Objective → Below are the entries; count the lines in them that contain the word "title" and give only the number.

Dataset rows about figures:
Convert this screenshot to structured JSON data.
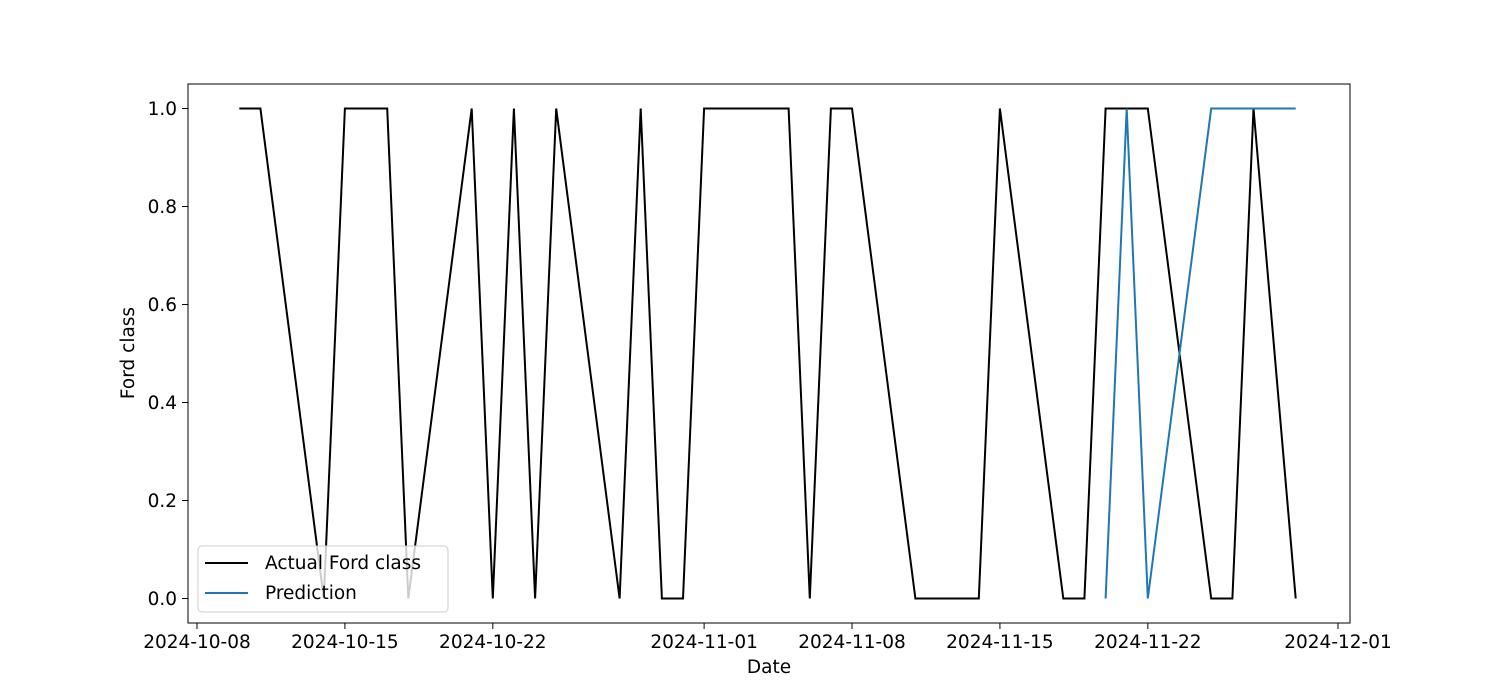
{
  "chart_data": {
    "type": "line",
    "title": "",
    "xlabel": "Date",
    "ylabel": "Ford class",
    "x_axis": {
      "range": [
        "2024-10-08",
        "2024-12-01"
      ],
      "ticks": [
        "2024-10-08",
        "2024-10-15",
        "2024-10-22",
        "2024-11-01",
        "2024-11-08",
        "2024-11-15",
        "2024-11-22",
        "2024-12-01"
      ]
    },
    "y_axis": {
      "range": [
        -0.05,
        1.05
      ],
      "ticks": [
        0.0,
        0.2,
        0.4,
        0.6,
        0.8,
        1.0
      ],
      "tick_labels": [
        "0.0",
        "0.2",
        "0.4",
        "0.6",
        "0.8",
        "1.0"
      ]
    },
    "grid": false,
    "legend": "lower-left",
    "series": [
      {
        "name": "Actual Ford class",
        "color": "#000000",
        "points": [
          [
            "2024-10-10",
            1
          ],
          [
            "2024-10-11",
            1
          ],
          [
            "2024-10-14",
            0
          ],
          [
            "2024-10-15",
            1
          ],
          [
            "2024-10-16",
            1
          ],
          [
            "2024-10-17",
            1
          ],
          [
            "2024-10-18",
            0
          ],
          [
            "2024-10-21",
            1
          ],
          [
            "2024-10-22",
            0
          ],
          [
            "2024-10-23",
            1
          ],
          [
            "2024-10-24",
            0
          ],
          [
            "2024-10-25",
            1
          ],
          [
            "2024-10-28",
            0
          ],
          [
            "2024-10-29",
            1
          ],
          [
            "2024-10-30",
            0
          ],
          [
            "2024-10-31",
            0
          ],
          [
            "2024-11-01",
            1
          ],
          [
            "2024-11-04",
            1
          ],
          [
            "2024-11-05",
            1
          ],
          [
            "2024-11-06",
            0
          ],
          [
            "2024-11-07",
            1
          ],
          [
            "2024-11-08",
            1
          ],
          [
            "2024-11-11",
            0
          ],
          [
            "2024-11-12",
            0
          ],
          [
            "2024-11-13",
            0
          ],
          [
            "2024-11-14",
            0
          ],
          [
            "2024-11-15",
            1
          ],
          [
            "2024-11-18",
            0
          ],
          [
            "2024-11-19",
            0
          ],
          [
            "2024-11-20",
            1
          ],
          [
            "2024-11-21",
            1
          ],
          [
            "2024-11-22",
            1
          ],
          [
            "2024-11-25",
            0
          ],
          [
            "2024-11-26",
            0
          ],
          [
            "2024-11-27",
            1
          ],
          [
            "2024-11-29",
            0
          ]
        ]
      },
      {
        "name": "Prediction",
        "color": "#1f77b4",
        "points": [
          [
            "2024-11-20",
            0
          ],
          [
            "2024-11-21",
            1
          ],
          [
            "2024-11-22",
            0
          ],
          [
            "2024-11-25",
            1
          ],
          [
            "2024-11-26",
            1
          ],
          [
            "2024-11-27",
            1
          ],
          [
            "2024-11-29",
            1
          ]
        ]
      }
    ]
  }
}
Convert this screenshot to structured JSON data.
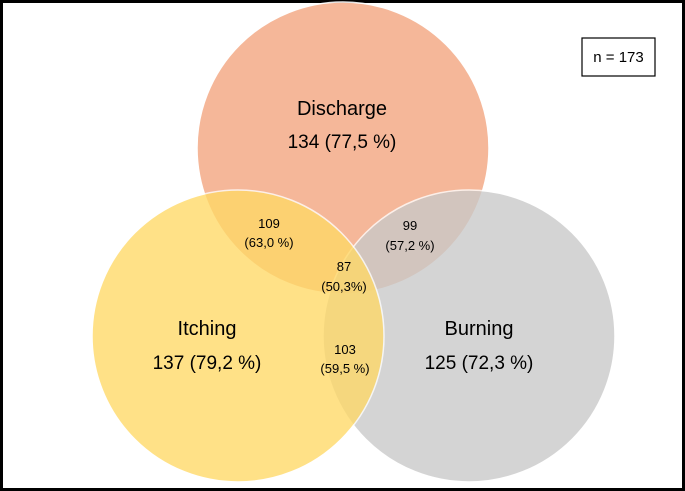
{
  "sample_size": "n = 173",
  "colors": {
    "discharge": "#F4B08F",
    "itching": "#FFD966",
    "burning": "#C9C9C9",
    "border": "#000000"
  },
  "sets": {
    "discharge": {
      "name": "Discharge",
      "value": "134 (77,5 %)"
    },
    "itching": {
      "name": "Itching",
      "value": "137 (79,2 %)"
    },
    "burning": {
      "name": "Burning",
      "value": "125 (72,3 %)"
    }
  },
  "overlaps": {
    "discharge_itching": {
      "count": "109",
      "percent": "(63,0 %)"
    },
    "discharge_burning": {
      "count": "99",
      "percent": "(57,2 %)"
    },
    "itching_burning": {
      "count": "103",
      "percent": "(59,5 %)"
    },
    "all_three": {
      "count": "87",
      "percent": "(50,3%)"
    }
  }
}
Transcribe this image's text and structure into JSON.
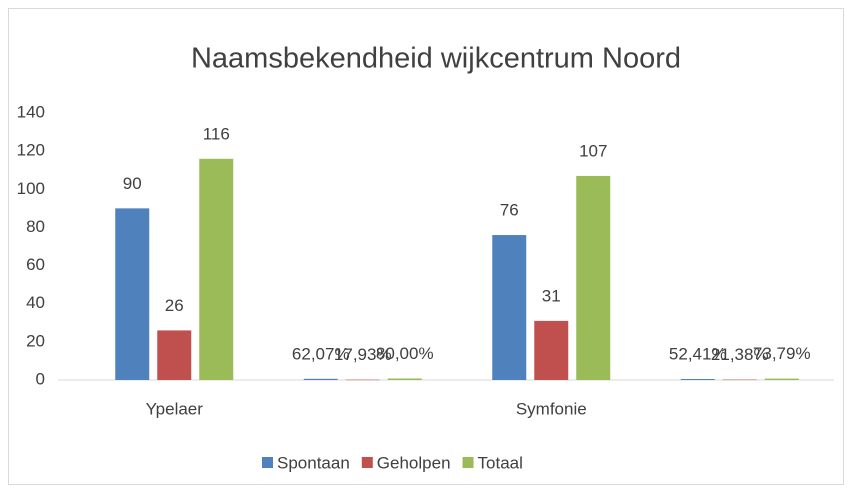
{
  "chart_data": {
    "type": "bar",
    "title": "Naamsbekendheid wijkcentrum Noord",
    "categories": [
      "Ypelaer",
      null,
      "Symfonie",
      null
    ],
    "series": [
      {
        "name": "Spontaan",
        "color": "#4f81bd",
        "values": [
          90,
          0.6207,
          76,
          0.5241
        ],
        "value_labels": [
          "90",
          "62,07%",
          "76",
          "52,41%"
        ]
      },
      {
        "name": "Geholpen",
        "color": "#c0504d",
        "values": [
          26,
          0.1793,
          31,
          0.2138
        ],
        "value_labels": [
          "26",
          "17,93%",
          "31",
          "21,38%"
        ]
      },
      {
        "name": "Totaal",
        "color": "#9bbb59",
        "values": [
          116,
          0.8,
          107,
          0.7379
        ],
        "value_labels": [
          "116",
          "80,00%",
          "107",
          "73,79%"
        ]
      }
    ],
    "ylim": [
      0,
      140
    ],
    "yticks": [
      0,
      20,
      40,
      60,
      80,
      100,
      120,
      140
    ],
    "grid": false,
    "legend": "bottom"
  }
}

The completed task → 2